• **To be done**
Transcribe the records that follow, preserving every word.

• **Provided information**
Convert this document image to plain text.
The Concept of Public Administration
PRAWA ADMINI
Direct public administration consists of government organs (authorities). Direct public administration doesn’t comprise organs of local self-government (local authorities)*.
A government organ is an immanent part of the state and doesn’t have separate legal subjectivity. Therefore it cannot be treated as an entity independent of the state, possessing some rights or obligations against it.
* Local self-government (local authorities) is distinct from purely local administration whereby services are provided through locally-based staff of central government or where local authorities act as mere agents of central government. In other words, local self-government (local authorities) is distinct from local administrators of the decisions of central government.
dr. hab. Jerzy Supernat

• **Exercise output**
Convert this document image to plain text.
The Concept of Public Administration
PRAWA ADMINI
Direct public administration consists of government organs (authorities). Direct public administration doesn’t comprise organs of local self-government (local authorities)*.
A government organ is an immanent part of the state and doesn’t have separate legal subjectivity. Therefore it cannot be treated as an entity independent of the state, possessing some rights or obligations against it.
* Local self-government (local authorities) is distinct from purely local administration whereby services are provided through locally-based staff of central government or where local authorities act as mere agents of central government. In other words, local self-government (local authorities) is distinct from local administrators of the decisions of central government.
dr. hab. Jerzy Supernat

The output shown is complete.